> Problem to solve: Show every line containing "Moon" by copying it.

Data excerpts
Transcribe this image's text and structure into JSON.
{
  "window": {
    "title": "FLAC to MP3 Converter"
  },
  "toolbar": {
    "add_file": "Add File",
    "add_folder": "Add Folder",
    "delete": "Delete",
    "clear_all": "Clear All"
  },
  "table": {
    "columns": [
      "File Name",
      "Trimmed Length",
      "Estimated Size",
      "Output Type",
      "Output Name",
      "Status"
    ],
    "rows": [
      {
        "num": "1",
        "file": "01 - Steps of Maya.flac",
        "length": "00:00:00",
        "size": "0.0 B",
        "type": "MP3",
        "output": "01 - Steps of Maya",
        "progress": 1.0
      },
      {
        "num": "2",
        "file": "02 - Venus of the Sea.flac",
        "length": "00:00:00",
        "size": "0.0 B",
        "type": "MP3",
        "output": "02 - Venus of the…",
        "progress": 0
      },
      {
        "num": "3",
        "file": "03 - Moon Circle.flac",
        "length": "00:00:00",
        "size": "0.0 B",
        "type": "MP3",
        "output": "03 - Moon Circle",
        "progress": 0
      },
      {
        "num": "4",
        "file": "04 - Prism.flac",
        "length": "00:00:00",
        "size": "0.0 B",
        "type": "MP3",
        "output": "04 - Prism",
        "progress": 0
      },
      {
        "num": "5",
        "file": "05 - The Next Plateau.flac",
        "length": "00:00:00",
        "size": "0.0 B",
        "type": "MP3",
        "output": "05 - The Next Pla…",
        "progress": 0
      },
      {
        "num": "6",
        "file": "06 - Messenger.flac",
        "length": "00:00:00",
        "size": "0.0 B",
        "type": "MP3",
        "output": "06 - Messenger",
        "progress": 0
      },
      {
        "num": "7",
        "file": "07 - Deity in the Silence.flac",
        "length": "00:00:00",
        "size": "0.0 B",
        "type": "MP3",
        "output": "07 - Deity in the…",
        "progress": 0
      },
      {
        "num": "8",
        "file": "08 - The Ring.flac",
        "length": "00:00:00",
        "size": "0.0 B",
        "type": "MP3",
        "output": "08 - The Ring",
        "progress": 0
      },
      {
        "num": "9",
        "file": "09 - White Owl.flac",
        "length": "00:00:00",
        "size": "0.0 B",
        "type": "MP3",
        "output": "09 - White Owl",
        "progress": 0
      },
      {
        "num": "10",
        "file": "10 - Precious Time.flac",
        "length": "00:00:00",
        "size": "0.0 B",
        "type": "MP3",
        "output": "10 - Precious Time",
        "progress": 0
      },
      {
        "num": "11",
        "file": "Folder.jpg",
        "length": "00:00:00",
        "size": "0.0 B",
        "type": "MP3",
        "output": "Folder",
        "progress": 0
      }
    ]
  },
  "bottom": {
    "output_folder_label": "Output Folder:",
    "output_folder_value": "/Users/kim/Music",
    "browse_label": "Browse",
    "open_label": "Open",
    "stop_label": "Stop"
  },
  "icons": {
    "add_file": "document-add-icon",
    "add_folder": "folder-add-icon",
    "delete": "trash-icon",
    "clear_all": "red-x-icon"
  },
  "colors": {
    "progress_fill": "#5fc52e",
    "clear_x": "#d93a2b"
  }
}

> Solution:
        "file": "03 - Moon Circle.flac",
        "output": "03 - Moon Circle",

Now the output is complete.